**Records provided**
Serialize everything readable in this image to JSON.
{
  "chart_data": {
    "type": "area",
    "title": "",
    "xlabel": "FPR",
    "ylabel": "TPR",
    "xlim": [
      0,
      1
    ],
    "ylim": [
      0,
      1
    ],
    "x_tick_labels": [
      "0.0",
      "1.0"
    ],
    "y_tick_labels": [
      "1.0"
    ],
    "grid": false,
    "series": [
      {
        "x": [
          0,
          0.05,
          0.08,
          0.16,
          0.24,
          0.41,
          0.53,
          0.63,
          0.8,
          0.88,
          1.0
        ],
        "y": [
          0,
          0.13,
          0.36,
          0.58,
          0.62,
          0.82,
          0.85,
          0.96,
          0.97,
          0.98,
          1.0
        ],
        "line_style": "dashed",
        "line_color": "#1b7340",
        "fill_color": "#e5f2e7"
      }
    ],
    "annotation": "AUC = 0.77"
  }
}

**Your task**
Send back all of the entries exactly, with nothing missing.

**Exercise answer**
Serialize everything readable in this image to JSON.
{
  "chart_data": {
    "type": "area",
    "title": "",
    "xlabel": "FPR",
    "ylabel": "TPR",
    "xlim": [
      0,
      1
    ],
    "ylim": [
      0,
      1
    ],
    "x_tick_labels": [
      "0.0",
      "1.0"
    ],
    "y_tick_labels": [
      "1.0"
    ],
    "grid": false,
    "series": [
      {
        "x": [
          0,
          0.05,
          0.08,
          0.16,
          0.24,
          0.41,
          0.53,
          0.63,
          0.8,
          0.88,
          1.0
        ],
        "y": [
          0,
          0.13,
          0.36,
          0.58,
          0.62,
          0.82,
          0.85,
          0.96,
          0.97,
          0.98,
          1.0
        ],
        "line_style": "dashed",
        "line_color": "#1b7340",
        "fill_color": "#e5f2e7"
      }
    ],
    "annotation": "AUC = 0.77"
  }
}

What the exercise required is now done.